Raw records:
:::

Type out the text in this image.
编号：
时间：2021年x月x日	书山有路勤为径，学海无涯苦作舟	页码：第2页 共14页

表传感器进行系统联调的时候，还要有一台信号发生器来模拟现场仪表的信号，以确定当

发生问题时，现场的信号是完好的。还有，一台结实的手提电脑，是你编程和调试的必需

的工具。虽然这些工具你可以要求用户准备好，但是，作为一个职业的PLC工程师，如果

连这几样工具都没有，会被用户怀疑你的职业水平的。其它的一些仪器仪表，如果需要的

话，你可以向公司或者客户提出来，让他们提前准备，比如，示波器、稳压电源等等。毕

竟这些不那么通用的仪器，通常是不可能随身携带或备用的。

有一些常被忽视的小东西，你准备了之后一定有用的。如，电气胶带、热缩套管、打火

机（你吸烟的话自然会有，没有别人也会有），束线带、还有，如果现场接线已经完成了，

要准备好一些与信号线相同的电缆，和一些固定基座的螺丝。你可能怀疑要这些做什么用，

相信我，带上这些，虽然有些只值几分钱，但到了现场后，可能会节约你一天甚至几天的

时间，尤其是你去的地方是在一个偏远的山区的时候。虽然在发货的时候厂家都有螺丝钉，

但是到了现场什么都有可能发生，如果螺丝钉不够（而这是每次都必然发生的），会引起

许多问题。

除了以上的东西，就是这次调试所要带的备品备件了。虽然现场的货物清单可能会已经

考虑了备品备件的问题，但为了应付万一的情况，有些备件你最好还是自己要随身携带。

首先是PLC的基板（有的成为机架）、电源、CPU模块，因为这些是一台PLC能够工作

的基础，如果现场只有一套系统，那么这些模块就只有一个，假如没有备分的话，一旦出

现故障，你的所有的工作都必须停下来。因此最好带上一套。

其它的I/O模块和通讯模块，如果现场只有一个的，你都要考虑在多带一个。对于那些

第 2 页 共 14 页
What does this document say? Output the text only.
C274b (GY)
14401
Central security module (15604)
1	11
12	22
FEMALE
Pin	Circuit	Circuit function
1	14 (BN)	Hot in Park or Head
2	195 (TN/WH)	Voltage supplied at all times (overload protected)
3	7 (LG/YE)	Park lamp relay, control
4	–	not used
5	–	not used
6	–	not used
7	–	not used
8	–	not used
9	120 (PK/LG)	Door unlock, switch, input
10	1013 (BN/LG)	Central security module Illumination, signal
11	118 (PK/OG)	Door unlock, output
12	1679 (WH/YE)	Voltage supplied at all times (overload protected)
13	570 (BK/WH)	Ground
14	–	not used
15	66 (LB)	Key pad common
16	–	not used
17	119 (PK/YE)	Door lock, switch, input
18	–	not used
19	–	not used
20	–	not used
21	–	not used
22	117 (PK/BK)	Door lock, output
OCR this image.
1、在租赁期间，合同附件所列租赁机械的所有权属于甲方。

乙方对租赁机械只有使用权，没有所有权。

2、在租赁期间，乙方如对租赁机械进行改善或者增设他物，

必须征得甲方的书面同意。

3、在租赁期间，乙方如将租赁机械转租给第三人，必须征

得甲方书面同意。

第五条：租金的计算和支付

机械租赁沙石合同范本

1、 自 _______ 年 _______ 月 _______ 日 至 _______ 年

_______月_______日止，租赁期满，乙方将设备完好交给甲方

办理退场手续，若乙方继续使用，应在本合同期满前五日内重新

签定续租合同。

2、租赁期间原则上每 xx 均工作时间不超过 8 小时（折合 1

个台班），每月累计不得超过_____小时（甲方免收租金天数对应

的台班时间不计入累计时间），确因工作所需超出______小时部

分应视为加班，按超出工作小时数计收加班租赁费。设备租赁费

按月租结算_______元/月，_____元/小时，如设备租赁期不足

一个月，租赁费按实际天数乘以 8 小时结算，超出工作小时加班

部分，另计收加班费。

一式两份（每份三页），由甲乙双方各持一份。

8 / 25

:::

*What the exercise asks*
Search the data above for the string "times" and copy each line that has it.

*Response below*
2	195 (TN/WH)	Voltage supplied at all times (overload protected)
12	1679 (WH/YE)	Voltage supplied at all times (overload protected)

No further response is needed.